DIRECTIONS FOR THIS TASK
Omit the images, then output each of the records below exactly.
......
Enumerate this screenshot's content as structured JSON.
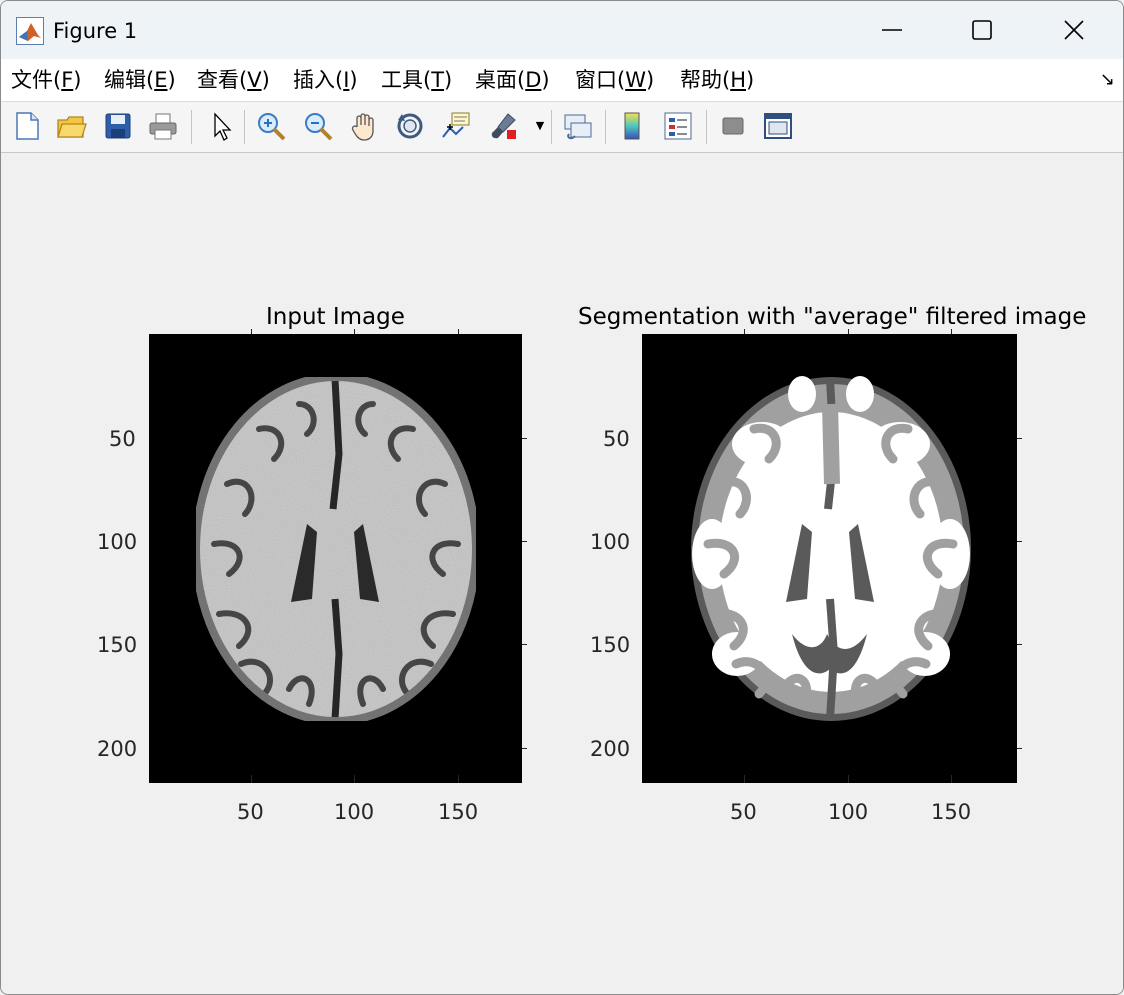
{
  "window": {
    "title": "Figure 1"
  },
  "menu": {
    "items": [
      "文件(F)",
      "编辑(E)",
      "查看(V)",
      "插入(I)",
      "工具(T)",
      "桌面(D)",
      "窗口(W)",
      "帮助(H)"
    ],
    "mnemonics": [
      "F",
      "E",
      "V",
      "I",
      "T",
      "D",
      "W",
      "H"
    ]
  },
  "toolbar": {
    "icons": [
      "new-figure-icon",
      "open-file-icon",
      "save-icon",
      "print-icon",
      "edit-plot-arrow-icon",
      "zoom-in-icon",
      "zoom-out-icon",
      "pan-hand-icon",
      "rotate-3d-icon",
      "data-cursor-icon",
      "brush-icon",
      "link-plot-icon",
      "colorbar-icon",
      "legend-icon",
      "hide-plot-tools-icon",
      "show-plot-tools-icon"
    ]
  },
  "plots": [
    {
      "title": "Input Image",
      "xticks": [
        "50",
        "100",
        "150"
      ],
      "yticks": [
        "50",
        "100",
        "150",
        "200"
      ]
    },
    {
      "title": "Segmentation with \"average\" filtered image",
      "xticks": [
        "50",
        "100",
        "150"
      ],
      "yticks": [
        "50",
        "100",
        "150",
        "200"
      ]
    }
  ],
  "colors": {
    "titlebar": "#eef3f8",
    "background": "#f0f0f0",
    "image_background": "#000000",
    "wm_gray": "#c8c8c8",
    "seg_white": "#ffffff",
    "seg_light_gray": "#a0a0a0",
    "seg_dark_gray": "#5a5a5a"
  }
}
......
COMPLETE ANSWER
Enumerate this screenshot's content as structured JSON.
{
  "window": {
    "title": "Figure 1"
  },
  "menu": {
    "items": [
      "文件(F)",
      "编辑(E)",
      "查看(V)",
      "插入(I)",
      "工具(T)",
      "桌面(D)",
      "窗口(W)",
      "帮助(H)"
    ],
    "mnemonics": [
      "F",
      "E",
      "V",
      "I",
      "T",
      "D",
      "W",
      "H"
    ]
  },
  "toolbar": {
    "icons": [
      "new-figure-icon",
      "open-file-icon",
      "save-icon",
      "print-icon",
      "edit-plot-arrow-icon",
      "zoom-in-icon",
      "zoom-out-icon",
      "pan-hand-icon",
      "rotate-3d-icon",
      "data-cursor-icon",
      "brush-icon",
      "link-plot-icon",
      "colorbar-icon",
      "legend-icon",
      "hide-plot-tools-icon",
      "show-plot-tools-icon"
    ]
  },
  "plots": [
    {
      "title": "Input Image",
      "xticks": [
        "50",
        "100",
        "150"
      ],
      "yticks": [
        "50",
        "100",
        "150",
        "200"
      ]
    },
    {
      "title": "Segmentation with \"average\" filtered image",
      "xticks": [
        "50",
        "100",
        "150"
      ],
      "yticks": [
        "50",
        "100",
        "150",
        "200"
      ]
    }
  ],
  "colors": {
    "titlebar": "#eef3f8",
    "background": "#f0f0f0",
    "image_background": "#000000",
    "wm_gray": "#c8c8c8",
    "seg_white": "#ffffff",
    "seg_light_gray": "#a0a0a0",
    "seg_dark_gray": "#5a5a5a"
  }
}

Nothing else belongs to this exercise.